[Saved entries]
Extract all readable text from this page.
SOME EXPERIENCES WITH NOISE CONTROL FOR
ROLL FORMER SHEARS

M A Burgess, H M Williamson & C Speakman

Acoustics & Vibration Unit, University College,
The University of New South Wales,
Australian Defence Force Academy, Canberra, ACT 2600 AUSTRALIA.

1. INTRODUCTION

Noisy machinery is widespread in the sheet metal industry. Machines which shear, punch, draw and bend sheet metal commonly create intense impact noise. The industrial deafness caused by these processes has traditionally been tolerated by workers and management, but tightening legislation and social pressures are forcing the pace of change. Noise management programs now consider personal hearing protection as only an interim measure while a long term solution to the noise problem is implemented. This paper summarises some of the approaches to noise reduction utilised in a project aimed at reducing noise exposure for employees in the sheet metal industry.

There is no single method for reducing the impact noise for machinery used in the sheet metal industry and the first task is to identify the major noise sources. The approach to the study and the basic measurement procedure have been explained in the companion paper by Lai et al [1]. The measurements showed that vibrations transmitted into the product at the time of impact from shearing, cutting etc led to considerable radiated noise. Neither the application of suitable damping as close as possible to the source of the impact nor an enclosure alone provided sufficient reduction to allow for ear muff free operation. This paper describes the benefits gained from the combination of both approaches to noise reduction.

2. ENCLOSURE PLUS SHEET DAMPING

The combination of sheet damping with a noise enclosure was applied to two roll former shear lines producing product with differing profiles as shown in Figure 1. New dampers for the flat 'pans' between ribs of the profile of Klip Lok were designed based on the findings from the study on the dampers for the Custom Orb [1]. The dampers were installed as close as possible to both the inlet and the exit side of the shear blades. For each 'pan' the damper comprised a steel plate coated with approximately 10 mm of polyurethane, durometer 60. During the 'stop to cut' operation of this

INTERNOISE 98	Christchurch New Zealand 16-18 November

▶ [GOAL OF THE EXERCISE]
Pick each line holding the word "University" out of the listing.

▶ [RESPONSE BELOW]
Acoustics & Vibration Unit, University College,
The University of New South Wales,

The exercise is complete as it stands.